**Your instructions**
Repeat all of the material exactly as given.

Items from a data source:
---*---

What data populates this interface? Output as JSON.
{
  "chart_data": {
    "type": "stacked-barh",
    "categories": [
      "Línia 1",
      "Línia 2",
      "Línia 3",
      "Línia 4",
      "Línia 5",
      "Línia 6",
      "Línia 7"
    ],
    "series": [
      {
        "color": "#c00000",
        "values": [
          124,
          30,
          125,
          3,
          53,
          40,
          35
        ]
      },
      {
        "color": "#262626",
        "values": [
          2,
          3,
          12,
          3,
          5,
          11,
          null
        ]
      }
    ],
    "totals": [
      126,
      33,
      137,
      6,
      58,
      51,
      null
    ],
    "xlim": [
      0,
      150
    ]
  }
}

---*---

**Solution for this problem**
What data populates this interface? Output as JSON.
{
  "chart_data": {
    "type": "stacked-barh",
    "categories": [
      "Línia 1",
      "Línia 2",
      "Línia 3",
      "Línia 4",
      "Línia 5",
      "Línia 6",
      "Línia 7"
    ],
    "series": [
      {
        "color": "#c00000",
        "values": [
          124,
          30,
          125,
          3,
          53,
          40,
          35
        ]
      },
      {
        "color": "#262626",
        "values": [
          2,
          3,
          12,
          3,
          5,
          11,
          null
        ]
      }
    ],
    "totals": [
      126,
      33,
      137,
      6,
      58,
      51,
      null
    ],
    "xlim": [
      0,
      150
    ]
  }
}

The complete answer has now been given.